Filter the items below and copy out every line that contains the string "setTitle".

------------

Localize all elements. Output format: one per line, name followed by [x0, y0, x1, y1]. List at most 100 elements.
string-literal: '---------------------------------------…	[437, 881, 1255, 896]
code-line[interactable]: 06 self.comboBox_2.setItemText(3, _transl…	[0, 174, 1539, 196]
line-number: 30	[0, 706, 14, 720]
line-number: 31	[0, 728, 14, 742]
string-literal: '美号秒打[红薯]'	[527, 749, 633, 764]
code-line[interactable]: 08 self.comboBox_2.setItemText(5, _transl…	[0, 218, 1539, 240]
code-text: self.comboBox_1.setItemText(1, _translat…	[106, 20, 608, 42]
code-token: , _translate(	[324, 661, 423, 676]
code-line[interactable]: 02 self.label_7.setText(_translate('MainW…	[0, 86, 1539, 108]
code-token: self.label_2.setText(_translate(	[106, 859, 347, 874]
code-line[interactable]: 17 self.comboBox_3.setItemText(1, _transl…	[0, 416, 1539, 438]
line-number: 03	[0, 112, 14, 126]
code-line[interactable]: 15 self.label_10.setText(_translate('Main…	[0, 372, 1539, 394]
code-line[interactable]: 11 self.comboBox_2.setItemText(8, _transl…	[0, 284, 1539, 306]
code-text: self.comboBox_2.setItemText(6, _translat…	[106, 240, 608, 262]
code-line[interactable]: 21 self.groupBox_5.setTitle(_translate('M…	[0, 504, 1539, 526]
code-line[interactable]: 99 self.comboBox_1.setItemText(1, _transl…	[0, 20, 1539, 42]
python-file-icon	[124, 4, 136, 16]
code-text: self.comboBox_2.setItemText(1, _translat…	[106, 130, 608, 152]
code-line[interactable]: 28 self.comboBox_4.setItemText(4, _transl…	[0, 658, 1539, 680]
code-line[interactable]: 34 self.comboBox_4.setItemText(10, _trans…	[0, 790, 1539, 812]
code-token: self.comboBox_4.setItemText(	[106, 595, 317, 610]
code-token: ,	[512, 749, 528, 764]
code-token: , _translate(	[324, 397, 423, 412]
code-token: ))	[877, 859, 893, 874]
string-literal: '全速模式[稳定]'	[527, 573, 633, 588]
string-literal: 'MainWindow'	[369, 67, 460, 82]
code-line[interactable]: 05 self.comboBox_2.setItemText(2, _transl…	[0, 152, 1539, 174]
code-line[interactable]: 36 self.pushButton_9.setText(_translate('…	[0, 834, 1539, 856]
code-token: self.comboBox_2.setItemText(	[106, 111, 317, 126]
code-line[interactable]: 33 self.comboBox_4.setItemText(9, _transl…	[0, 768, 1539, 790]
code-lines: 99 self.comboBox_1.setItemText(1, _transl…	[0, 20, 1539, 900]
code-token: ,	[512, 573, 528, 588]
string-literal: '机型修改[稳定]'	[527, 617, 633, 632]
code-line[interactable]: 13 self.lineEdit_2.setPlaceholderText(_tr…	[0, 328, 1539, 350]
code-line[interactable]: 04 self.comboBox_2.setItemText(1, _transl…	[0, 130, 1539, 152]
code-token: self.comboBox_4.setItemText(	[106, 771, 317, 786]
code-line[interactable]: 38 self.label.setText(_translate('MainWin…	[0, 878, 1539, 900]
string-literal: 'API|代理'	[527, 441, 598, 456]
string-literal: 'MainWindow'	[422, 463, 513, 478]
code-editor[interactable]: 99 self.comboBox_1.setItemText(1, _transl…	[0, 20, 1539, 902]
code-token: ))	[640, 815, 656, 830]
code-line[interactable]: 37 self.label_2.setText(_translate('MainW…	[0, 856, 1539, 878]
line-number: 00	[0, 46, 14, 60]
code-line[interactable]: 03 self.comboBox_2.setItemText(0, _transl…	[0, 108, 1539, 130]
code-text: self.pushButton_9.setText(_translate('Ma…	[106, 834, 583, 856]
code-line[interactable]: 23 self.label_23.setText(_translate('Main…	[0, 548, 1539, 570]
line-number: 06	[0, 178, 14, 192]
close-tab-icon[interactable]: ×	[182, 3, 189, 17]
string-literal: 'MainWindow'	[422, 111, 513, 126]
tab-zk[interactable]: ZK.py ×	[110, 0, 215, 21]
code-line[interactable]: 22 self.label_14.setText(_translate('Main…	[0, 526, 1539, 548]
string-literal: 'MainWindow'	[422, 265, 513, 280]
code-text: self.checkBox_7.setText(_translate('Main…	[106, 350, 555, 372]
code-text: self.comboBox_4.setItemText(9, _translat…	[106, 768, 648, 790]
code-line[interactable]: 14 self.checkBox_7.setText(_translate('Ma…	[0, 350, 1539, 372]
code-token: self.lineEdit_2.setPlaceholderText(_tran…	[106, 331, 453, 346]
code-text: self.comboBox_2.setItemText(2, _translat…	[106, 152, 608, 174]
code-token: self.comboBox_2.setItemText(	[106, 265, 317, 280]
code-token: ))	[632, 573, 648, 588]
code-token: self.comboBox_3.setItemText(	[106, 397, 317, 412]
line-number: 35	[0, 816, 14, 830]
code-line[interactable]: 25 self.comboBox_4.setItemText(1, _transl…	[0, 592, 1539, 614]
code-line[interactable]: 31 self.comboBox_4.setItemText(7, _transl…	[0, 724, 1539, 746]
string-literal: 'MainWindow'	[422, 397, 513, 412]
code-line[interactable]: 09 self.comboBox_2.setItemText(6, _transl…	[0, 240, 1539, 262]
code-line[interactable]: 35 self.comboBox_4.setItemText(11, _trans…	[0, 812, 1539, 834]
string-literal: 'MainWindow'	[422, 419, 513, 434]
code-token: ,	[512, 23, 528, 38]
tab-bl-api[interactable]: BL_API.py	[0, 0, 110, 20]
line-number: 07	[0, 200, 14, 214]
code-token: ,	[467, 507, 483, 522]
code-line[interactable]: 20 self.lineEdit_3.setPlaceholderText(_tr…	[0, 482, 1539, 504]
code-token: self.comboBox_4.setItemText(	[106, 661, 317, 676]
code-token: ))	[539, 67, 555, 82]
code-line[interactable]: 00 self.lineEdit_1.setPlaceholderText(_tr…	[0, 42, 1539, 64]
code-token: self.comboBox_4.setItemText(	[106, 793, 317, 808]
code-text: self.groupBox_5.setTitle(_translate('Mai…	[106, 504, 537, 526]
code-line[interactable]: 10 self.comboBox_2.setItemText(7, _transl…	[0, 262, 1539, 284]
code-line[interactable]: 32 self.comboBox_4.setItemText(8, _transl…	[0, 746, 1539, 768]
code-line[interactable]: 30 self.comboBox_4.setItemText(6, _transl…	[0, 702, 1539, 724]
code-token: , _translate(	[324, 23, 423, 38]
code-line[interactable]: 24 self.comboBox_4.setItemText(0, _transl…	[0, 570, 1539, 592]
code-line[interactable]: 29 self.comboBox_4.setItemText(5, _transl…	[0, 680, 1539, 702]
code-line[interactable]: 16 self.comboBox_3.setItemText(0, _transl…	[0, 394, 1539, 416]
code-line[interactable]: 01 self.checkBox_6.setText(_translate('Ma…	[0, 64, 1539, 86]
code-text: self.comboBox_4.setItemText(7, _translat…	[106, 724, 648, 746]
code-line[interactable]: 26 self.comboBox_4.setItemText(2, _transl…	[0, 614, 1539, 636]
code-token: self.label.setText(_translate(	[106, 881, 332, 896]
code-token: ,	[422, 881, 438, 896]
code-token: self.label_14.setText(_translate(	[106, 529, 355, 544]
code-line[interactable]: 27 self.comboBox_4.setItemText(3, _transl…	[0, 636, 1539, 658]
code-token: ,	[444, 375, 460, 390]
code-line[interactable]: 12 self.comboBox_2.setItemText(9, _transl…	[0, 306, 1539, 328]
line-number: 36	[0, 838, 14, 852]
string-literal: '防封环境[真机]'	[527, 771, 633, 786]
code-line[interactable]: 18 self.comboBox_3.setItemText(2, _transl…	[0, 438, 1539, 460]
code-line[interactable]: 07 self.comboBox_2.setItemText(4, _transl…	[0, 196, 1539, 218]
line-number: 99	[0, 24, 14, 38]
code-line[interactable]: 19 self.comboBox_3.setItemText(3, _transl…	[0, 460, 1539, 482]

------------

→ **Worked answer**
code-line[interactable]: 21 self.groupBox_5.setTitle(_translate('M…	[0, 504, 1539, 526]
code-text: self.groupBox_5.setTitle(_translate('Mai…	[106, 504, 537, 526]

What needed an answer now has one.